Source records:
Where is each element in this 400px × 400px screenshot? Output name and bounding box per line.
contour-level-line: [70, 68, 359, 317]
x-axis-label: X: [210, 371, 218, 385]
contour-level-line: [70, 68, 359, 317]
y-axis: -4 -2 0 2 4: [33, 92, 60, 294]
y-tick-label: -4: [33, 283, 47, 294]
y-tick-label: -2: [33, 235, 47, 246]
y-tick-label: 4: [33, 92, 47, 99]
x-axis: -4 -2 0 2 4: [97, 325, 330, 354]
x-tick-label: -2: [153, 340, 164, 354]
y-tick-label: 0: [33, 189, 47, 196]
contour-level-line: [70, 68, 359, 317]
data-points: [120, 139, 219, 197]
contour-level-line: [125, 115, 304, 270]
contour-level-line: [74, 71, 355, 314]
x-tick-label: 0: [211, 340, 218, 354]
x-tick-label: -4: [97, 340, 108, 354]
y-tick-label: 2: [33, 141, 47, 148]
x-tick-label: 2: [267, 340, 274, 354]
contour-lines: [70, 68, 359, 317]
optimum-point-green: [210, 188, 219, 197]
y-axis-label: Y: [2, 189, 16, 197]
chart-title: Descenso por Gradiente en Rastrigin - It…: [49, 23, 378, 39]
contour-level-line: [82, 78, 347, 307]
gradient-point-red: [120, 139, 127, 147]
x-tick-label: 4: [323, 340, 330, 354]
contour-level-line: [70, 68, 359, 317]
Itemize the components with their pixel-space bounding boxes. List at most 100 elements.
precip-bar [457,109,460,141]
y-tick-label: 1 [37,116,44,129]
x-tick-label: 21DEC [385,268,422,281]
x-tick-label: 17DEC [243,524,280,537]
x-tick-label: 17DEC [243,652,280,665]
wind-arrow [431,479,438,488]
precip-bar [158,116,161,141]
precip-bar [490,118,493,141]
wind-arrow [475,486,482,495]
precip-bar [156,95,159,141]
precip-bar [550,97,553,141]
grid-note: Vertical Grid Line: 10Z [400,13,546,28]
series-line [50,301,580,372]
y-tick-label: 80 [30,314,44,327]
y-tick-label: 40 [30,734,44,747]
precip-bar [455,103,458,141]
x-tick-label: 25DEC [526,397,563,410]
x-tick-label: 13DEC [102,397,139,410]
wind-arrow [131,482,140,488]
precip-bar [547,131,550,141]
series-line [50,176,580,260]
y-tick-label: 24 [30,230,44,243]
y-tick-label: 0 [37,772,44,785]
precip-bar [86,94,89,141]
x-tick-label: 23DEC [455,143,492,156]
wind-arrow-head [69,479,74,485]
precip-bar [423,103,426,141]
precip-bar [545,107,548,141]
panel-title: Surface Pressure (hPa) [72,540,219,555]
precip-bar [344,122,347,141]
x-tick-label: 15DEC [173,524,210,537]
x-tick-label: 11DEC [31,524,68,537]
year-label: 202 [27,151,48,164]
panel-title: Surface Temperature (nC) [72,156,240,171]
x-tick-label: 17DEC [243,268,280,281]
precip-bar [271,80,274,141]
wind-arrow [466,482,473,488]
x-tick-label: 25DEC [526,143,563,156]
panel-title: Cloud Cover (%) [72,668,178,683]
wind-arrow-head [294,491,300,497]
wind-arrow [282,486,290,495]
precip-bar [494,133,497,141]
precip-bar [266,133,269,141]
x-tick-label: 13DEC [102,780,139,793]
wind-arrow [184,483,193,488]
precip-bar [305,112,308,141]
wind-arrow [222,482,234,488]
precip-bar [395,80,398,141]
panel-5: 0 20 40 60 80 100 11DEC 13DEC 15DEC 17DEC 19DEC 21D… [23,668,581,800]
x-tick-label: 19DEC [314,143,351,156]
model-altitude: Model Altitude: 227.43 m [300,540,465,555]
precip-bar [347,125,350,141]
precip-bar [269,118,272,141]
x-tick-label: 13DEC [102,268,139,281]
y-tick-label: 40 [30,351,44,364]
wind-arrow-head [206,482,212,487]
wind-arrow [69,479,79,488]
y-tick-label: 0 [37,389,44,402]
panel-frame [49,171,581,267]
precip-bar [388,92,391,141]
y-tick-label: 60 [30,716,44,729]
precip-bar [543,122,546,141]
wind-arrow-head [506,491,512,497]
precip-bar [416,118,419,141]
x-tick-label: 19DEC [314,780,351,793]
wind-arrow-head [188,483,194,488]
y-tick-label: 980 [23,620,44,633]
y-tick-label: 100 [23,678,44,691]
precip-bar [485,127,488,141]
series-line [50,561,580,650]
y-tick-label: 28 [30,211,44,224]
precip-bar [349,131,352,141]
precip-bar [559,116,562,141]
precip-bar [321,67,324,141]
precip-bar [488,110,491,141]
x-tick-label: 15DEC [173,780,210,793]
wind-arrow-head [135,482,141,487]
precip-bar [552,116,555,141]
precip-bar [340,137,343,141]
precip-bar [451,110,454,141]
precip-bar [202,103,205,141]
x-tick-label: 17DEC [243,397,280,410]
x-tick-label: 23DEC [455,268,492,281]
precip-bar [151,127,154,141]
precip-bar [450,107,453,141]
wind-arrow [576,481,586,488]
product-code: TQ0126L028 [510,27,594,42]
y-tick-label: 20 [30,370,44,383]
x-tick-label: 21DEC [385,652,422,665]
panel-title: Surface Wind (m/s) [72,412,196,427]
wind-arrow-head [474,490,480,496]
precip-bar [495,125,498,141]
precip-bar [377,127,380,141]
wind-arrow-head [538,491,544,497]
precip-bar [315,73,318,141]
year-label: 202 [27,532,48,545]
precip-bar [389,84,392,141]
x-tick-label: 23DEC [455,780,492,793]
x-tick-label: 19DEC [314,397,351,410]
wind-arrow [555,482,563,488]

Exercise: Reproduce the data verbatim from its first line through the line containing "y-axis: -4 -2 0 2 4: [33, 92, 60, 294]", with both of those lines included.

Result:
Where is each element in this 400px × 400px screenshot? Output name and bounding box per line.
contour-level-line: [70, 68, 359, 317]
x-axis-label: X: [210, 371, 218, 385]
contour-level-line: [70, 68, 359, 317]
y-axis: -4 -2 0 2 4: [33, 92, 60, 294]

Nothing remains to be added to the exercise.